Required task:
Output the full listing below exactly, without the pictures.

# START OF Information shown

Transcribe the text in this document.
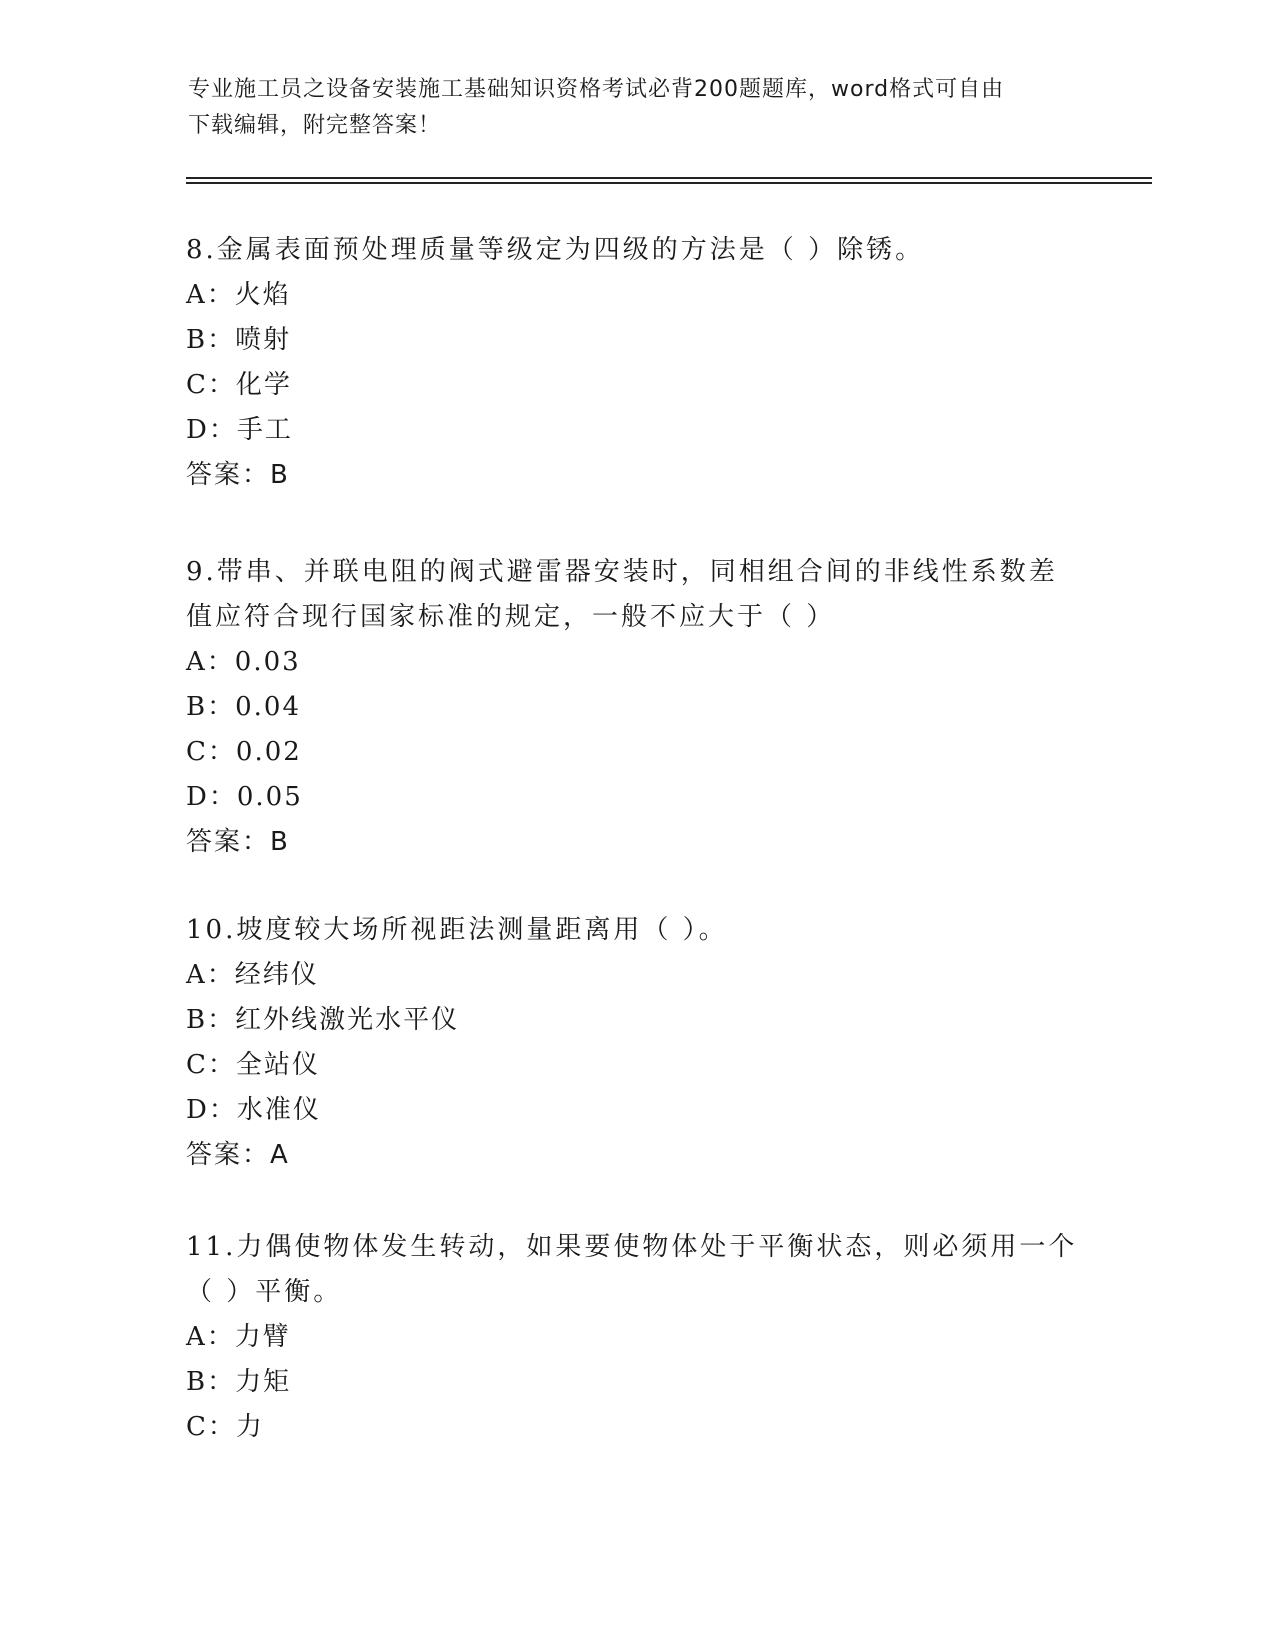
专业施工员之设备安装施工基础知识资格考试必背200题题库，word格式可自由
下载编辑，附完整答案！
8.金属表面预处理质量等级定为四级的方法是（ ）除锈。
A：火焰
B：喷射
C：化学
D：手工
答案：B
9.带串、并联电阻的阀式避雷器安装时，同相组合间的非线性系数差
值应符合现行国家标准的规定，一般不应大于（ ）
A：0.03
B：0.04
C：0.02
D：0.05
答案：B
10.坡度较大场所视距法测量距离用（ ）。
A：经纬仪
B：红外线激光水平仪
C：全站仪
D：水准仪
答案：A
11.力偶使物体发生转动，如果要使物体处于平衡状态，则必须用一个
（ ）平衡。
A：力臂
B：力矩
C：力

# END OF Information shown

Full output:
Transcribe the text in this document.
专业施工员之设备安装施工基础知识资格考试必背200题题库，word格式可自由
下载编辑，附完整答案！
8.金属表面预处理质量等级定为四级的方法是（ ）除锈。
A：火焰
B：喷射
C：化学
D：手工
答案：B
9.带串、并联电阻的阀式避雷器安装时，同相组合间的非线性系数差
值应符合现行国家标准的规定，一般不应大于（ ）
A：0.03
B：0.04
C：0.02
D：0.05
答案：B
10.坡度较大场所视距法测量距离用（ ）。
A：经纬仪
B：红外线激光水平仪
C：全站仪
D：水准仪
答案：A
11.力偶使物体发生转动，如果要使物体处于平衡状态，则必须用一个
（ ）平衡。
A：力臂
B：力矩
C：力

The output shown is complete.